## PROBLEM TO SOLVE
Track down every line below that holds "akuntansi" and copy it.

## LISTED RECORDS

(begin)

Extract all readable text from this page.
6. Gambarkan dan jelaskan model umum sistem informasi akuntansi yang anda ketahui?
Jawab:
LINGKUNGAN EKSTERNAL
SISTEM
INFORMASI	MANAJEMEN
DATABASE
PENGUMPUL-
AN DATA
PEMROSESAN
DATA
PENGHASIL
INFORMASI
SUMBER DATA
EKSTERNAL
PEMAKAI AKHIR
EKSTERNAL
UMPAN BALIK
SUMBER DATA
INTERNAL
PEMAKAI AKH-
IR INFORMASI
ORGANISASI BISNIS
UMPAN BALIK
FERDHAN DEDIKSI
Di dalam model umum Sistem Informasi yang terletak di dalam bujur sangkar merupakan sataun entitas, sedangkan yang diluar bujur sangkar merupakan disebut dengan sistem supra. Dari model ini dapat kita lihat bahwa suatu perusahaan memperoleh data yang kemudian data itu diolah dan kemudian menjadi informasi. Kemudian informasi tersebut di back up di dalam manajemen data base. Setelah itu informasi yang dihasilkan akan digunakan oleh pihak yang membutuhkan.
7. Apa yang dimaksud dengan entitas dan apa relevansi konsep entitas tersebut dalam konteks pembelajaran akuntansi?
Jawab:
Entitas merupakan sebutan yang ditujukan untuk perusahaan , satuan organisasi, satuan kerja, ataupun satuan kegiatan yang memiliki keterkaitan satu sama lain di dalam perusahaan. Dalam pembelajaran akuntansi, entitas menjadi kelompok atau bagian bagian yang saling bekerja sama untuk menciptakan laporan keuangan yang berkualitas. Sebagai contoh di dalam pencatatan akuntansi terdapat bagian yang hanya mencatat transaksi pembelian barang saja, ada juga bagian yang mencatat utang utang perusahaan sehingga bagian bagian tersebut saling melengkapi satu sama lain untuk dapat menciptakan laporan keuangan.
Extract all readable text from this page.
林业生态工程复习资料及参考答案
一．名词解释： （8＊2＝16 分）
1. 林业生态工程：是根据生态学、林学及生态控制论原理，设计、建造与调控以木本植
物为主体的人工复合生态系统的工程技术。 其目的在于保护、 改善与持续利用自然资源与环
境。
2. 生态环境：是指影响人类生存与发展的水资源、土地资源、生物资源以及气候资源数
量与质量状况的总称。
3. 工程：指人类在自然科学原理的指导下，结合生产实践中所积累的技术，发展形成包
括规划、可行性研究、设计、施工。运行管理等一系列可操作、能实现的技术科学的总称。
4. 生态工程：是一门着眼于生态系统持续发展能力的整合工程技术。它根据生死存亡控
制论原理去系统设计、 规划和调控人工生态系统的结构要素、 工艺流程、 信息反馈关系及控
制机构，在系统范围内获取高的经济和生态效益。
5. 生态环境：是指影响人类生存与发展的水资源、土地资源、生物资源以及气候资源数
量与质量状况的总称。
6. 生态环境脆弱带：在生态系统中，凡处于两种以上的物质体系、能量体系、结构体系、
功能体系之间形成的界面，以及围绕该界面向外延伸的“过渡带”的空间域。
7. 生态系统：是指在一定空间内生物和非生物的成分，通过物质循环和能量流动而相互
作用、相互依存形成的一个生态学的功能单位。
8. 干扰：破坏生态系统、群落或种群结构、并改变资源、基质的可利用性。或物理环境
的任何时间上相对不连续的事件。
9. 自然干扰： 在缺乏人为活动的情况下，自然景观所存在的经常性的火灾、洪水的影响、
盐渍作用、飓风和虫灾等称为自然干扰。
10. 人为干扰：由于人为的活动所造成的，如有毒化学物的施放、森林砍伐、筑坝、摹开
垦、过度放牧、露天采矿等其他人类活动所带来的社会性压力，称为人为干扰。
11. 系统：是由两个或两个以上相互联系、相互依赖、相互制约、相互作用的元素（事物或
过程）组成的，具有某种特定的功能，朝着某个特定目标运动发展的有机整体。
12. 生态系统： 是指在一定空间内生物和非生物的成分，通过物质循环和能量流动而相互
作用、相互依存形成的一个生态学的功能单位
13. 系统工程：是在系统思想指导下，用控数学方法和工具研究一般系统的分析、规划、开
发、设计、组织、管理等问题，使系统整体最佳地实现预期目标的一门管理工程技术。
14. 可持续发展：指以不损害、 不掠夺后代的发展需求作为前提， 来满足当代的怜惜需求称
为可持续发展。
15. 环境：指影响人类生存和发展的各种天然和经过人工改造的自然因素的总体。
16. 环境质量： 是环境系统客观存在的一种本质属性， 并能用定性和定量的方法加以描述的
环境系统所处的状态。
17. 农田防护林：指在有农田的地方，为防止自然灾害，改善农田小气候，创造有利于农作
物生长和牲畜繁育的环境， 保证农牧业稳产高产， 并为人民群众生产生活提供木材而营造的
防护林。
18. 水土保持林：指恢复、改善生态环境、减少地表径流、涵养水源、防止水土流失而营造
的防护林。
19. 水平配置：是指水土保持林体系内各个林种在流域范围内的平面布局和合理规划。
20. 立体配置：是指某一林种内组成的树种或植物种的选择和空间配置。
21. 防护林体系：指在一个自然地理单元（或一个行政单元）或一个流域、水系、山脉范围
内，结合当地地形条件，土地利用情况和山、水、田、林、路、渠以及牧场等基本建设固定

(end)

## PROBLEM SOLUTION
6. Gambarkan dan jelaskan model umum sistem informasi akuntansi yang anda ketahui?
7. Apa yang dimaksud dengan entitas dan apa relevansi konsep entitas tersebut dalam konteks pembelajaran akuntansi?
Entitas merupakan sebutan yang ditujukan untuk perusahaan , satuan organisasi, satuan kerja, ataupun satuan kegiatan yang memiliki keterkaitan satu sama lain di dalam perusahaan. Dalam pembelajaran akuntansi, entitas menjadi kelompok atau bagian bagian yang saling bekerja sama untuk menciptakan laporan keuangan yang berkualitas. Sebagai contoh di dalam pencatatan akuntansi terdapat bagian yang hanya mencatat transaksi pembelian barang saja, ada juga bagian yang mencatat utang utang perusahaan sehingga bagian bagian tersebut saling melengkapi satu sama lain untuk dapat menciptakan laporan keuangan.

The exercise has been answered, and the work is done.